● **Set task**
Locate and copy each line in the data that contains the word "text".

Entries from a dataset:
---*---
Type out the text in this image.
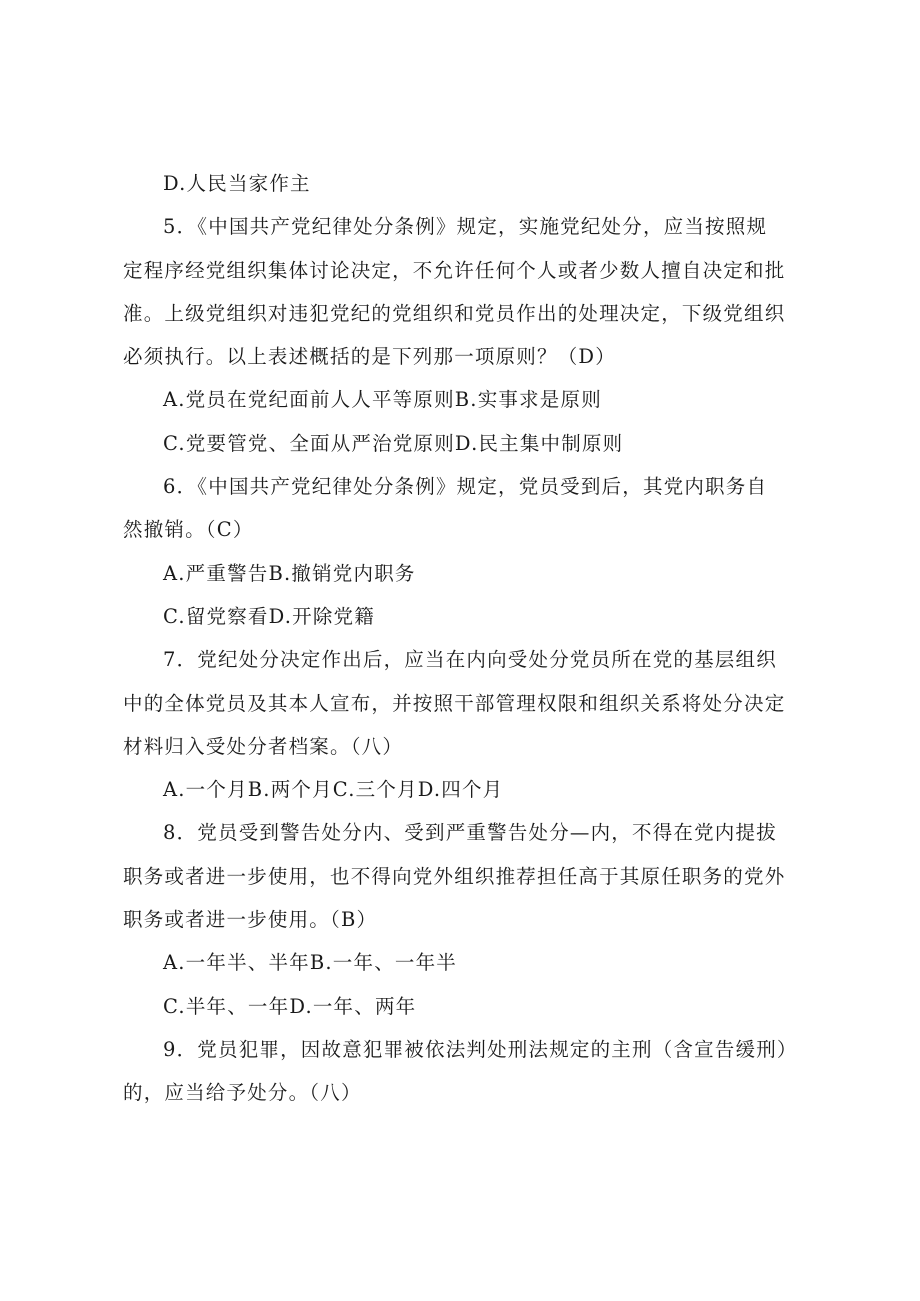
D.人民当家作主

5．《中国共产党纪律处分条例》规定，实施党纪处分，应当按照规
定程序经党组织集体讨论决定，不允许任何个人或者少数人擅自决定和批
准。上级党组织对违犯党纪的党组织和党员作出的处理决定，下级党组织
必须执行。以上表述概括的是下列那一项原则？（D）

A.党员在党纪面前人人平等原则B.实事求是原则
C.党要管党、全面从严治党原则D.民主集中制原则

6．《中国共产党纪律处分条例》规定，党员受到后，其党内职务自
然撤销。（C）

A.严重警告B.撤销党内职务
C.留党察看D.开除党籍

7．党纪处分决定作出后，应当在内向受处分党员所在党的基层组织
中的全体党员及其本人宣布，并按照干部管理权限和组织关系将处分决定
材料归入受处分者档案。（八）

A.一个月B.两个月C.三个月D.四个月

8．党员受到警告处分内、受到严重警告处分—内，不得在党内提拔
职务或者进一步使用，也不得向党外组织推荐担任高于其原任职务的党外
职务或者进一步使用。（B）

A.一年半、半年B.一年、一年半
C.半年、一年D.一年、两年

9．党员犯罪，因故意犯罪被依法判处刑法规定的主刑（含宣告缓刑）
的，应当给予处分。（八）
---*---
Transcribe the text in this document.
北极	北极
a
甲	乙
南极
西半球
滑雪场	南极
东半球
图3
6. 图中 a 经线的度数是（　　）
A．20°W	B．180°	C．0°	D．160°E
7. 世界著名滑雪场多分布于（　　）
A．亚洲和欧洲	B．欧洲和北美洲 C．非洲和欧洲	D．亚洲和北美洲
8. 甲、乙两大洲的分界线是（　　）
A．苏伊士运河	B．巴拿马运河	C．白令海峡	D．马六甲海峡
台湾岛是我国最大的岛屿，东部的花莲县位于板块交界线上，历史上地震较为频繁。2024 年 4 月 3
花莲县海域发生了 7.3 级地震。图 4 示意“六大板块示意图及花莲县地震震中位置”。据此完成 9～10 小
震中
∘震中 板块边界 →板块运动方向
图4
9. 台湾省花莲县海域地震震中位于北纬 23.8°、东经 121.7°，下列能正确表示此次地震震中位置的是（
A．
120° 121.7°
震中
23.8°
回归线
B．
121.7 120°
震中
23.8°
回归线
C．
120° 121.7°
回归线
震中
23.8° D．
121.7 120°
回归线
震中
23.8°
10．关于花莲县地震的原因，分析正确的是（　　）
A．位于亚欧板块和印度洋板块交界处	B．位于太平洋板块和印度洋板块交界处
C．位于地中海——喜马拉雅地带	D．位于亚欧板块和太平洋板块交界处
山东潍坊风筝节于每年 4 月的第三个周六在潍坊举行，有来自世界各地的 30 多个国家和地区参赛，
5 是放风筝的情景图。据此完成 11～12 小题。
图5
---*---
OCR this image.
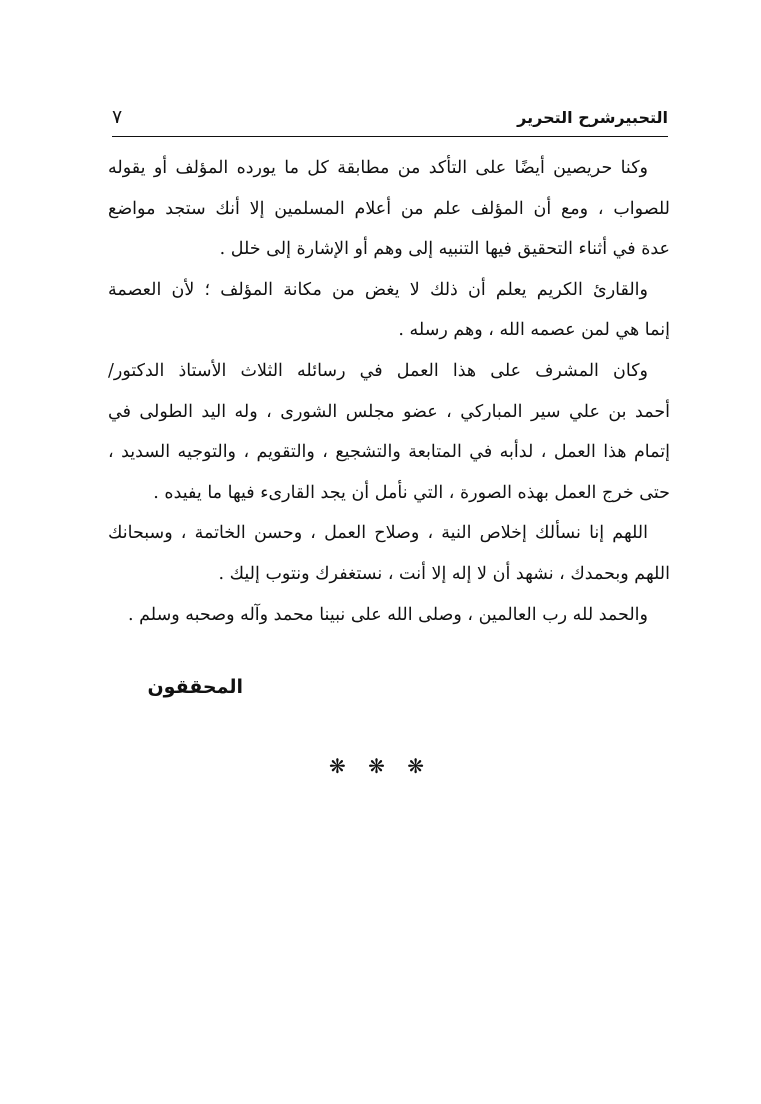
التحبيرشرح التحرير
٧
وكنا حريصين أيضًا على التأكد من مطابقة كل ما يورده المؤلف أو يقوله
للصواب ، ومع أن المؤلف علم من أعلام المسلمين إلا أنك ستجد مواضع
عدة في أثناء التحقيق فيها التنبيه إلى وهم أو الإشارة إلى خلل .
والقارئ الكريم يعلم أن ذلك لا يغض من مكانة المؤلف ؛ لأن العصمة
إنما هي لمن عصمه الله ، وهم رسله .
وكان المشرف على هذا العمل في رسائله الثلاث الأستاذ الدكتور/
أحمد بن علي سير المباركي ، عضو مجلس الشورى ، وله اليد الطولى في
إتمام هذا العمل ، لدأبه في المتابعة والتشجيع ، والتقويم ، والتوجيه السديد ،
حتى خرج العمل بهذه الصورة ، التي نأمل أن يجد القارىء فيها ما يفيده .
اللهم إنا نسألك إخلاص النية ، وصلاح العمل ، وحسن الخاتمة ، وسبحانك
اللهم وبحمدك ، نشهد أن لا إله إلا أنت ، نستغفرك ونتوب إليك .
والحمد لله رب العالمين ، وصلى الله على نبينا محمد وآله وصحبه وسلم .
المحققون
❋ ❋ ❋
---*---
● **Task response**
Type out the text in this image.
Transcribe the text in this document.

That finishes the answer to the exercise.